Work instruction | From the records below, give the number of lines that contain the string "values", without any other text.

=== Data records ===

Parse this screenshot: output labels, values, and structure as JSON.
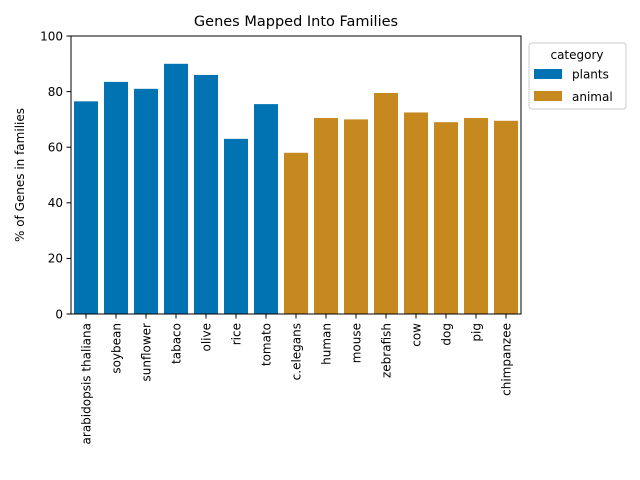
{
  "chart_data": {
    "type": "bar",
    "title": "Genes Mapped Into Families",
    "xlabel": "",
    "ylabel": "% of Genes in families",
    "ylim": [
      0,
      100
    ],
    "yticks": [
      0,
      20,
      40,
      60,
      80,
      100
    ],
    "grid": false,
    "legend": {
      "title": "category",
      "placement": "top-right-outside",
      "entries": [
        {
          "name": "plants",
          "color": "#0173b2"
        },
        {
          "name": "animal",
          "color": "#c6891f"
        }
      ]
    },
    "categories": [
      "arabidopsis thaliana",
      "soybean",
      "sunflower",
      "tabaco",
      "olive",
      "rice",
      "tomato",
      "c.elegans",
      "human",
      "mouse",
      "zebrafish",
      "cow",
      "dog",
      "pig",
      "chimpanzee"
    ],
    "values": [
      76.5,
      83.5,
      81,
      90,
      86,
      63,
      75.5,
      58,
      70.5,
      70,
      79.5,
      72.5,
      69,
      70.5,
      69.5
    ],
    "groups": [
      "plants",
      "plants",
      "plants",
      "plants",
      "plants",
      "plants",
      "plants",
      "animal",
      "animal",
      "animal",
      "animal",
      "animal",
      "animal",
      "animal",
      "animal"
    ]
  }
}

===

Exercise output | 2